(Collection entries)
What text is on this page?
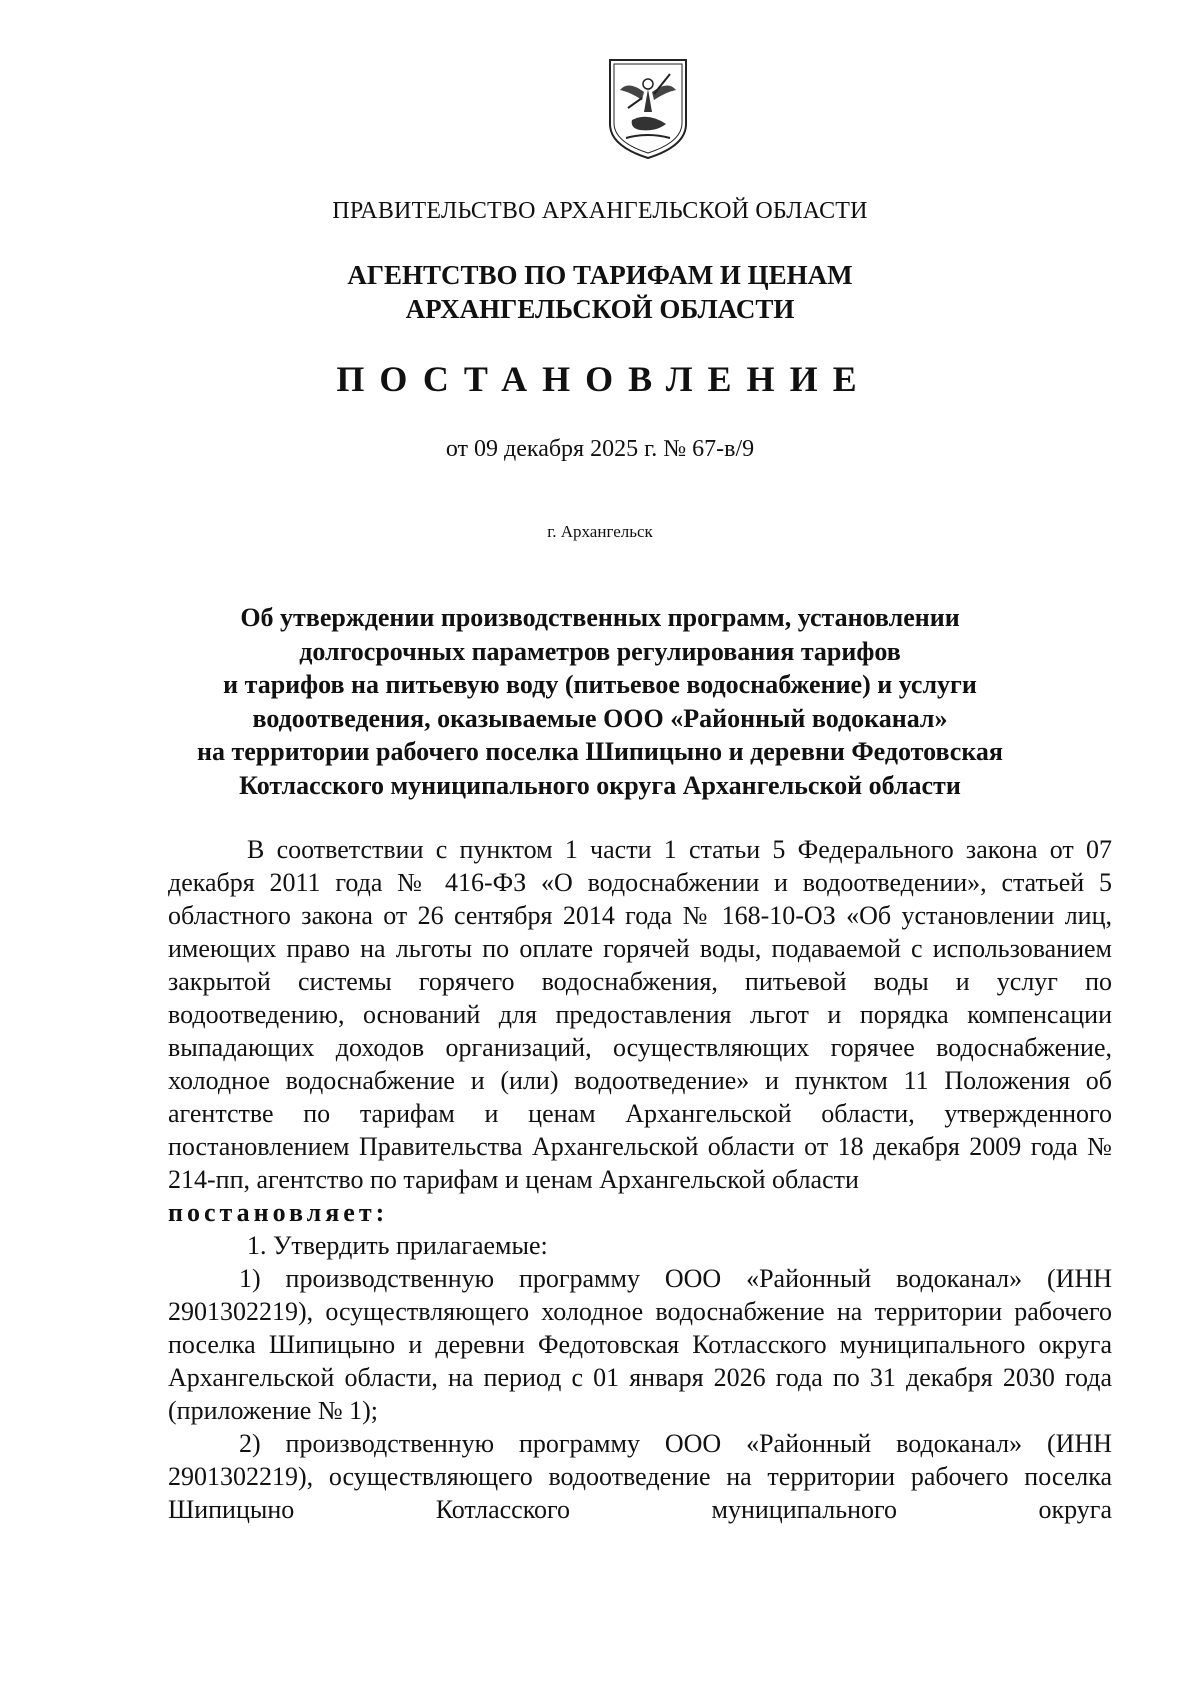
ПРАВИТЕЛЬСТВО АРХАНГЕЛЬСКОЙ ОБЛАСТИ
АГЕНТСТВО ПО ТАРИФАМ И ЦЕНАМ
АРХАНГЕЛЬСКОЙ ОБЛАСТИ
ПОСТАНОВЛЕНИЕ
от 09 декабря 2025 г. № 67-в/9
г. Архангельск
Об утверждении производственных программ, установлении
долгосрочных параметров регулирования тарифов
и тарифов на питьевую воду (питьевое водоснабжение) и услуги
водоотведения, оказываемые ООО «Районный водоканал»
на территории рабочего поселка Шипицыно и деревни Федотовская
Котласского муниципального округа Архангельской области

В соответствии с пунктом 1 части 1 статьи 5 Федерального закона от 07 декабря 2011 года № 416-ФЗ «О водоснабжении и водоотведении», статьей 5 областного закона от 26 сентября 2014 года № 168-10-ОЗ «Об установлении лиц, имеющих право на льготы по оплате горячей воды, подаваемой с использованием закрытой системы горячего водоснабжения, питьевой воды и услуг по водоотведению, оснований для предоставления льгот и порядка компенсации выпадающих доходов организаций, осуществляющих горячее водоснабжение, холодное водоснабжение и (или) водоотведение» и пунктом 11 Положения об агентстве по тарифам и ценам Архангельской области, утвержденного постановлением Правительства Архангельской области от 18 декабря 2009 года № 214-пп, агентство по тарифам и ценам Архангельской области

постановляет:

1. Утвердить прилагаемые:

1) производственную программу ООО «Районный водоканал» (ИНН 2901302219), осуществляющего холодное водоснабжение на территории рабочего поселка Шипицыно и деревни Федотовская Котласского муниципального округа Архангельской области, на период с 01 января 2026 года по 31 декабря 2030 года (приложение № 1);

2) производственную программу ООО «Районный водоканал» (ИНН 2901302219), осуществляющего водоотведение на территории рабочего поселка Шипицыно Котласского муниципального округа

* _Instruction_:
Find all lines where the word "тарифов" appears. Copy them.

* _Expected answer_:
долгосрочных параметров регулирования тарифов
и тарифов на питьевую воду (питьевое водоснабжение) и услуги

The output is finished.